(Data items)
+++++

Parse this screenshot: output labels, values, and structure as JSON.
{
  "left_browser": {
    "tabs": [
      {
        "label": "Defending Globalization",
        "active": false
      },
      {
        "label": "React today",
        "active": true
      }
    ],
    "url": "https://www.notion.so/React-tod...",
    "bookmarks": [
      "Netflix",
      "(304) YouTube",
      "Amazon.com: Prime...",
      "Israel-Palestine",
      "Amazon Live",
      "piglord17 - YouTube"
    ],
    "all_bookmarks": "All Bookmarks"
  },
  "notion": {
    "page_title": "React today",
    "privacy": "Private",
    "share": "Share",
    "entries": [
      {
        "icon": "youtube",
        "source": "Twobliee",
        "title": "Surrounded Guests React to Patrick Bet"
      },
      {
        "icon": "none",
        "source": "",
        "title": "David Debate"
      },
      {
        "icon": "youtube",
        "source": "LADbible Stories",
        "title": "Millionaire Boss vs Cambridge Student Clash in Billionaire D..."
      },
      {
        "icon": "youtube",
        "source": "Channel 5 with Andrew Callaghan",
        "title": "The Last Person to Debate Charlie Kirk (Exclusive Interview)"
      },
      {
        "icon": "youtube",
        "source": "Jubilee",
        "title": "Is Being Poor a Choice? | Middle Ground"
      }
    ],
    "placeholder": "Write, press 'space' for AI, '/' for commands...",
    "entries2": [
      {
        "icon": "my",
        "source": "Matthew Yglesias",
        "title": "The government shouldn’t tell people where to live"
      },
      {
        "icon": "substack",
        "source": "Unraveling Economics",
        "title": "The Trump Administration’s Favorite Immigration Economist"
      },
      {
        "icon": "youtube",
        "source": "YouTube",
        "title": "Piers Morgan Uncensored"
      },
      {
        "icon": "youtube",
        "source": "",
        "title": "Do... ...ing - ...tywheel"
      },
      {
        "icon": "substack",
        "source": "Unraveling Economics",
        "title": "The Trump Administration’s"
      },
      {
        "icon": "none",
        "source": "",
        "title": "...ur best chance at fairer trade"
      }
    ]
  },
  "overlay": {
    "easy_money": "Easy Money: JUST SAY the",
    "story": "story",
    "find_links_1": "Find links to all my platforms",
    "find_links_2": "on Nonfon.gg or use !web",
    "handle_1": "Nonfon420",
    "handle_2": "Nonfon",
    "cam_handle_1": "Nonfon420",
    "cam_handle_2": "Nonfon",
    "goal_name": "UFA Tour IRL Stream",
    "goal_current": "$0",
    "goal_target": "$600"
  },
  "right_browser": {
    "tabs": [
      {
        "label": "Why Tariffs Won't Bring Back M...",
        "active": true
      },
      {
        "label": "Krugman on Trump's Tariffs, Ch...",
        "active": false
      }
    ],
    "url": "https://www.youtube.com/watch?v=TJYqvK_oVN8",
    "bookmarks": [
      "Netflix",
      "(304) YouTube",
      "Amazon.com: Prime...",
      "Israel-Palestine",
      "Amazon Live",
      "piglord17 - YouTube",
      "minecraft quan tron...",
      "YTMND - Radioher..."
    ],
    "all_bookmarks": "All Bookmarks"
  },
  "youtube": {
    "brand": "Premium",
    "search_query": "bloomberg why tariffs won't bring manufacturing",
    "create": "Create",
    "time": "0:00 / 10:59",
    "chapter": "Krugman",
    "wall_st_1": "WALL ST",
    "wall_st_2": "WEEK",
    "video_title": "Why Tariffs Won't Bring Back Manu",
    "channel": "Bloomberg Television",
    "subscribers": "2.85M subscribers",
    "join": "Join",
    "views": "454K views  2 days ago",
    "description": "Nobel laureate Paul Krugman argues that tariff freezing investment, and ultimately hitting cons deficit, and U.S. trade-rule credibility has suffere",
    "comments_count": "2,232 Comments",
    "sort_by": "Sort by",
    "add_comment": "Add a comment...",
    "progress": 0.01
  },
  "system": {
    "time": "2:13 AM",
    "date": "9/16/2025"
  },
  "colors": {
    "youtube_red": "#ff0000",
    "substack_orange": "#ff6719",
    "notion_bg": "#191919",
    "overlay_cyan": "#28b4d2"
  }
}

+++++

Look through the data and gather every line with the string "Administration" in it.

        "title": "The Trump Administration’s Favorite Immigration Economist"
        "title": "The Trump Administration’s"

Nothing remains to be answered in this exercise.